--- START RECORD EXCERPTS ---

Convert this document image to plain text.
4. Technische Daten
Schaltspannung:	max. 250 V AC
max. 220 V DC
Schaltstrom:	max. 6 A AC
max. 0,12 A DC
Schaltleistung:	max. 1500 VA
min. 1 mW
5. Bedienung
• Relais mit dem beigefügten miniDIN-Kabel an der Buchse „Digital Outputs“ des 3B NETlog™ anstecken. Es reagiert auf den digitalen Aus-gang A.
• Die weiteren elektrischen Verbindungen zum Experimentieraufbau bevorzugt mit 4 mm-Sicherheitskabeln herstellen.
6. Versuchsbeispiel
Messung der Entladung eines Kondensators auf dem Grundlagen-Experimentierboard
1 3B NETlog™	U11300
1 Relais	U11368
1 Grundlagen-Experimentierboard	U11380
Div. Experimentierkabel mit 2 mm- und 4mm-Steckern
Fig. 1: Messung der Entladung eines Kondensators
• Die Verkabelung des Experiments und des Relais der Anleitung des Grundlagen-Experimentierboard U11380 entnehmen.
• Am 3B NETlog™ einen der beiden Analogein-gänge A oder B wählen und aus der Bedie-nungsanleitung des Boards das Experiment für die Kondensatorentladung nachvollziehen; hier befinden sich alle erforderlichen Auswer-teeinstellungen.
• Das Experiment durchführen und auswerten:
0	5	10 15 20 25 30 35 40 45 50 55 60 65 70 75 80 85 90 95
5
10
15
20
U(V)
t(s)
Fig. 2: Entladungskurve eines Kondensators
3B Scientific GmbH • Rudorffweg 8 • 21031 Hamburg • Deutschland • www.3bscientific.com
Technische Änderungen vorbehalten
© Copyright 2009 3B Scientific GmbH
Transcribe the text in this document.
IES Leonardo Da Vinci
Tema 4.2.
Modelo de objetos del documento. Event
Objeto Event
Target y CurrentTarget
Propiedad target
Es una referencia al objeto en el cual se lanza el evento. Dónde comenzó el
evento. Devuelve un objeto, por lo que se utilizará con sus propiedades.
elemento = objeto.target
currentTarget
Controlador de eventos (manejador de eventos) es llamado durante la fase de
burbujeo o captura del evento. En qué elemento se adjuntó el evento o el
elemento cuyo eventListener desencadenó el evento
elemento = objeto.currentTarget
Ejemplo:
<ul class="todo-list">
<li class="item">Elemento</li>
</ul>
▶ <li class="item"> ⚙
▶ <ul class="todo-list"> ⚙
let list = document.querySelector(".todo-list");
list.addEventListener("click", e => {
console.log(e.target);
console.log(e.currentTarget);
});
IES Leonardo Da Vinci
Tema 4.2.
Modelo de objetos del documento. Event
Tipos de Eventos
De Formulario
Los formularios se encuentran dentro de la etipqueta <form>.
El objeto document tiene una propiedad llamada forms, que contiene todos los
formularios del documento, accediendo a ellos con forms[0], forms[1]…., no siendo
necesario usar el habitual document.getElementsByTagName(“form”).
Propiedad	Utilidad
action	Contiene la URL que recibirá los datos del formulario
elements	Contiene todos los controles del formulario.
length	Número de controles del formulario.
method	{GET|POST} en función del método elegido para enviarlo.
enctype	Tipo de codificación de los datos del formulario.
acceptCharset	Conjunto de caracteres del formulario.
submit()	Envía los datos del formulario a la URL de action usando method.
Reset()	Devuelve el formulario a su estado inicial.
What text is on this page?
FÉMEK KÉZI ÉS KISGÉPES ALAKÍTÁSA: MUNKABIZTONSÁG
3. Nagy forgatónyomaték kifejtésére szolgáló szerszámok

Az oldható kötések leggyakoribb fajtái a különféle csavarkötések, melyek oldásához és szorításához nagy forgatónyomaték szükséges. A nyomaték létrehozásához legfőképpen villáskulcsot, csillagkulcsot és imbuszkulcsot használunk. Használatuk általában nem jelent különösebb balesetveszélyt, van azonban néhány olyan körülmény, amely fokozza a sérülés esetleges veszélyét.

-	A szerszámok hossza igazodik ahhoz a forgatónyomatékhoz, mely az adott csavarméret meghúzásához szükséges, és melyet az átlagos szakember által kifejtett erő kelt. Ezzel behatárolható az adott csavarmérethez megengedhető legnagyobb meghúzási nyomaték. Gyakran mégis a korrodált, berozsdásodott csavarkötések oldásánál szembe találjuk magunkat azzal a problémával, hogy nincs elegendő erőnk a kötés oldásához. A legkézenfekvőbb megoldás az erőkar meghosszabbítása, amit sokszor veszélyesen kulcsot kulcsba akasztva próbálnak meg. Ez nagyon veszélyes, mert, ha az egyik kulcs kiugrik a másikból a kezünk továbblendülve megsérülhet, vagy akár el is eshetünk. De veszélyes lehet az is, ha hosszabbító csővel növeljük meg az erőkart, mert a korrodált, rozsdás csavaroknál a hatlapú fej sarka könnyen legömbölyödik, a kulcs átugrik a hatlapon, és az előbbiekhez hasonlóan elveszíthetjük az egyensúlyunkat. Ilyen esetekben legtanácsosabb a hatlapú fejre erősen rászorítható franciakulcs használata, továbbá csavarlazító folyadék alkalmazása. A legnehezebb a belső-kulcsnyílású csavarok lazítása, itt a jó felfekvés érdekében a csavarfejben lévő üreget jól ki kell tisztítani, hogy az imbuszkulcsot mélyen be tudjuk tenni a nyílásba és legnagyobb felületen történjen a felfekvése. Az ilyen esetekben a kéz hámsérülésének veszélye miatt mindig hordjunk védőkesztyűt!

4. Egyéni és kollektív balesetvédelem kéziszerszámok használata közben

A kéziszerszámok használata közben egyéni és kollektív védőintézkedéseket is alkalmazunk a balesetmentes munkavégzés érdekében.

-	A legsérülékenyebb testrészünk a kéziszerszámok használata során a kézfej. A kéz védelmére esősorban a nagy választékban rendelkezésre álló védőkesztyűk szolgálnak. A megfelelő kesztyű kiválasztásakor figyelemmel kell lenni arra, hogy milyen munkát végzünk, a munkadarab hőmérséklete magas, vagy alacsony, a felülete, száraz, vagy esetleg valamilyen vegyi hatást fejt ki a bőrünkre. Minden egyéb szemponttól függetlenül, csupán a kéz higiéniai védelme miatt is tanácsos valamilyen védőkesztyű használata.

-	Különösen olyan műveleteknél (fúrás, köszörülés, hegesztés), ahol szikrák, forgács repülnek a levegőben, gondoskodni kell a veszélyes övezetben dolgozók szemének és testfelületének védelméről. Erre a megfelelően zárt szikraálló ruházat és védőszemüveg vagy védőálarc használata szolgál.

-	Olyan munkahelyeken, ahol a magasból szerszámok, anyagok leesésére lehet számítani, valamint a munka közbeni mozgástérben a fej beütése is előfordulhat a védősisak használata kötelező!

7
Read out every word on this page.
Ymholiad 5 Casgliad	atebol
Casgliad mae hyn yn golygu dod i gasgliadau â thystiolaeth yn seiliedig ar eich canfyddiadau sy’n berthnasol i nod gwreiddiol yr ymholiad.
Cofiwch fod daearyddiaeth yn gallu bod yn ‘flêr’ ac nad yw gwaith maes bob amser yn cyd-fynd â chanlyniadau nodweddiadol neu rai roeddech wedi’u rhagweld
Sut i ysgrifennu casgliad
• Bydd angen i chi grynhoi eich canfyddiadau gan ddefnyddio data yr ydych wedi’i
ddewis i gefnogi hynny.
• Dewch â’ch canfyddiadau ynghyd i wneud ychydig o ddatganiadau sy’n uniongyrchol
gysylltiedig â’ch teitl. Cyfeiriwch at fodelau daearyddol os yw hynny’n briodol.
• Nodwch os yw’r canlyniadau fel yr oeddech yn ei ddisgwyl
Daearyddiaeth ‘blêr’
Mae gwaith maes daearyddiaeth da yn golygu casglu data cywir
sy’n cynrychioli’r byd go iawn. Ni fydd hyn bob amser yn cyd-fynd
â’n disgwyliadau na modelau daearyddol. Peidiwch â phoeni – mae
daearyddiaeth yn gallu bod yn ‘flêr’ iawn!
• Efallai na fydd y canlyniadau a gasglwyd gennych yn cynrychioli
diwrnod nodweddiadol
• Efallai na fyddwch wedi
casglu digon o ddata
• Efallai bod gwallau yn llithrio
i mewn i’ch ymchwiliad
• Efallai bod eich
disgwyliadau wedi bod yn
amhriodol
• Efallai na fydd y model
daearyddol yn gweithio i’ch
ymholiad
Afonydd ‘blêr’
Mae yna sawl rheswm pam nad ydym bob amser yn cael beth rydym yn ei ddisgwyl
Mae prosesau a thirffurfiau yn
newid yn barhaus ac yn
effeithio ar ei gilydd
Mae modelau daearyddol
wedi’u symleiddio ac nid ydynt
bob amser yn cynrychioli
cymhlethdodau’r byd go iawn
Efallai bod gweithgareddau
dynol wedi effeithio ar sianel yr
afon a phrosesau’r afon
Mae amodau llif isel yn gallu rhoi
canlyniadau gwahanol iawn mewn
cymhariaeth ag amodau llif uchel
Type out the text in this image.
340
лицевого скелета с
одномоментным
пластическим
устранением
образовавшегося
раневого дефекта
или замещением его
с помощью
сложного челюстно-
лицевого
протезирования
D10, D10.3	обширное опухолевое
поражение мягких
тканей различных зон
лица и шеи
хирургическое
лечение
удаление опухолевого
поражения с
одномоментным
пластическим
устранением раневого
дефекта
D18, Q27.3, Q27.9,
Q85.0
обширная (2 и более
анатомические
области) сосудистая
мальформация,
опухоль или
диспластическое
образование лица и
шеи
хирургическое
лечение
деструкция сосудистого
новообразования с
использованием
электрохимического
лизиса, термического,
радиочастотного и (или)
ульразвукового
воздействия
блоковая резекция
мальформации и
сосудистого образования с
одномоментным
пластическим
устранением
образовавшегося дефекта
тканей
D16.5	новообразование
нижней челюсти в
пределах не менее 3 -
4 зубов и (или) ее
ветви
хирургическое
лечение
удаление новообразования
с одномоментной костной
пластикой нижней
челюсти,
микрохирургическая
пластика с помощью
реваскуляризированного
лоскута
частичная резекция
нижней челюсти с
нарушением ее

--- END RECORD EXCERPTS ---

_INSTRUCTIONS FOR THE TASK_
Pull out every line above that holds the word "action".

_WRITTEN SOLUTION_
action	Contiene la URL que recibirá los datos del formulario
submit()	Envía los datos del formulario a la URL de action usando method.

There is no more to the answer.